◆ ACTION ITEM ◆
State how many lines in the entries below contain "found". Write nothing but the number.

Document content entries:
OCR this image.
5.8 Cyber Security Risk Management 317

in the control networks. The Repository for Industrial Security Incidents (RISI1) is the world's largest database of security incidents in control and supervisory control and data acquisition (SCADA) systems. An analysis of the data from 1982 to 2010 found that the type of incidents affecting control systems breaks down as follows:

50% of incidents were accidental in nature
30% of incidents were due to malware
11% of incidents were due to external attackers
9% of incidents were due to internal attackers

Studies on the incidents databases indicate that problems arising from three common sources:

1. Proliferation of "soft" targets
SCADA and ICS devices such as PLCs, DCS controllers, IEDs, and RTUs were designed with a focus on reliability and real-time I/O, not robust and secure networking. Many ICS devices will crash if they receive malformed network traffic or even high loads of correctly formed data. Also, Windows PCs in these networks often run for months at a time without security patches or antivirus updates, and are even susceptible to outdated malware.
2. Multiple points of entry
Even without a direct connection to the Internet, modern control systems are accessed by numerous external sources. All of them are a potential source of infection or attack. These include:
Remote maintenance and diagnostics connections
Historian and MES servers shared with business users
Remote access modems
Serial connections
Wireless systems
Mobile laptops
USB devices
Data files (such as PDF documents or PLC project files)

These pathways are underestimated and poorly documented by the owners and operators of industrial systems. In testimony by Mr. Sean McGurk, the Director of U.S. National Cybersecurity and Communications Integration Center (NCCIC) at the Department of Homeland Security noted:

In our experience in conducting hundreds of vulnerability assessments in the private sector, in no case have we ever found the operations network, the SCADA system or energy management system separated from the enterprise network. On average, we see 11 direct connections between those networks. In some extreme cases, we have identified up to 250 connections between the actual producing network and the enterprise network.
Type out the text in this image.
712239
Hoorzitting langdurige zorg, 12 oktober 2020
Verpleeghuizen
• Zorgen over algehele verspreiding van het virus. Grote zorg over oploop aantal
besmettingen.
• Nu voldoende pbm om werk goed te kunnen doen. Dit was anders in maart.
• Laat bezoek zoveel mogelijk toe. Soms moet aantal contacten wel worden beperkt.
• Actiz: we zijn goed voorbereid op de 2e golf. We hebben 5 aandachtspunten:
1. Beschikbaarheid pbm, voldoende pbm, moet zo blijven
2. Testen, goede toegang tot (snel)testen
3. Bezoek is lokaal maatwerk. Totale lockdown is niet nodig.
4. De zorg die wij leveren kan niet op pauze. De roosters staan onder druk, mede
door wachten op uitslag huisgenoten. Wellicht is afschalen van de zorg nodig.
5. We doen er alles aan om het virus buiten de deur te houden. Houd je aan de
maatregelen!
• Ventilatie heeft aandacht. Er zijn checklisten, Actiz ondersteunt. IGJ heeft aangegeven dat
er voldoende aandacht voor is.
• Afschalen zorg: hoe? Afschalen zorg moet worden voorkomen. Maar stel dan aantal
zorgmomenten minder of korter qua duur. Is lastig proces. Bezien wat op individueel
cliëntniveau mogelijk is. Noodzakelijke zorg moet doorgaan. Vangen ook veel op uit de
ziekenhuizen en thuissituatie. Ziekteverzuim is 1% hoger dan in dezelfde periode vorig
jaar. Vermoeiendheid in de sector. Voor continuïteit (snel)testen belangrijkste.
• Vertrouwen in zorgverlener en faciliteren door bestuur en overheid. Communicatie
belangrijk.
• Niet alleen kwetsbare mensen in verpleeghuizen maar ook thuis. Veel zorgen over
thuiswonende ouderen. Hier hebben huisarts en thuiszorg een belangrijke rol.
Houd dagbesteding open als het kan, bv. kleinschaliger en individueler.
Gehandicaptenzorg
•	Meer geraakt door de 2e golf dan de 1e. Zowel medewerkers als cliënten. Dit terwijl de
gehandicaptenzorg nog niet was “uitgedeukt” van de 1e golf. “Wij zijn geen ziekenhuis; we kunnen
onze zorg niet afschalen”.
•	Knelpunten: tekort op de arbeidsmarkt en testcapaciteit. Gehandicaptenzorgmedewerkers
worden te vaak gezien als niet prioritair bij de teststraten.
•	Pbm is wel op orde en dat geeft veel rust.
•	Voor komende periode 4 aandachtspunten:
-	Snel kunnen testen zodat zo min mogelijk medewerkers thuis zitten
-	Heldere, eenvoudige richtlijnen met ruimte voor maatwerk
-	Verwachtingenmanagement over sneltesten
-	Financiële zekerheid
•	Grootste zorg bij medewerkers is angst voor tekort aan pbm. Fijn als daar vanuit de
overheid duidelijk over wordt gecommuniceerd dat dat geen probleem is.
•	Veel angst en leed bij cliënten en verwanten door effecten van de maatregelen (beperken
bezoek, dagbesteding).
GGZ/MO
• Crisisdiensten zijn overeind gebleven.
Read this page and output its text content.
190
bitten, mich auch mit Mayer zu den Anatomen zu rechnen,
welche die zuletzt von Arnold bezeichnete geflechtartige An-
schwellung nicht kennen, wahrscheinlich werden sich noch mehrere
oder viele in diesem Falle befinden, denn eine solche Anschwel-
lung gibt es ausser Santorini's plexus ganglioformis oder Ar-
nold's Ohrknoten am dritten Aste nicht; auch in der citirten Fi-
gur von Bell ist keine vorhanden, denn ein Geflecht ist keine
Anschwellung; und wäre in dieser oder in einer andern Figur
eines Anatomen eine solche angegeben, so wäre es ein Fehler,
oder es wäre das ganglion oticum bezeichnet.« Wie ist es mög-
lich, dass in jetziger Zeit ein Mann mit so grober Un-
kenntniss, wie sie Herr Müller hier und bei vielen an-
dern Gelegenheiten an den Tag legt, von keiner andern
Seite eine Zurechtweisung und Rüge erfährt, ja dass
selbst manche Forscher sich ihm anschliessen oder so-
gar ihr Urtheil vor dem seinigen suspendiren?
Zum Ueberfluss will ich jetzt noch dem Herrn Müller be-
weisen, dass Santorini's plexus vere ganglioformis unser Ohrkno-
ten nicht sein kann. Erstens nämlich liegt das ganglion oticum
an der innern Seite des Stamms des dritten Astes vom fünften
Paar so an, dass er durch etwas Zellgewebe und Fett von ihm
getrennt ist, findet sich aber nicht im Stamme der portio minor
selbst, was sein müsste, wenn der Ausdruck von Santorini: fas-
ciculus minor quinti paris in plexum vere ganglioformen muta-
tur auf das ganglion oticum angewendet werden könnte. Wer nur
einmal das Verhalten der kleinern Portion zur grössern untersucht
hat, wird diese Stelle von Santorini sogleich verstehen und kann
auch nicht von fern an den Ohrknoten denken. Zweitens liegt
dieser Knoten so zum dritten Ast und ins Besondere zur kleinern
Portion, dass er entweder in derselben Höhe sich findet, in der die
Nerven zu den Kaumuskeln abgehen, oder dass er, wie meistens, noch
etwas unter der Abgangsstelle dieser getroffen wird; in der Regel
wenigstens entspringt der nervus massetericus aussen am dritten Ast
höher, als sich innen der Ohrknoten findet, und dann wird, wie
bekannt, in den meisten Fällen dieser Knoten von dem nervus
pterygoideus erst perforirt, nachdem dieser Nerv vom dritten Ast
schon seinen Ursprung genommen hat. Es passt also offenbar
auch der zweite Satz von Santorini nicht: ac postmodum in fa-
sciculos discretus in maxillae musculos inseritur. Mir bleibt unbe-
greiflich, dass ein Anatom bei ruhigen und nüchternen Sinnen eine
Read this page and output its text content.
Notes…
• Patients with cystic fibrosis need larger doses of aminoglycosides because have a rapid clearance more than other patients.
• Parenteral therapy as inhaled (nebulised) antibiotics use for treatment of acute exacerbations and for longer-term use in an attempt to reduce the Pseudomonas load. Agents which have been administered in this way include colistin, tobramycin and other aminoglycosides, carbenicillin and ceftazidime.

◆ EXPECTED OUTPUT ◆
2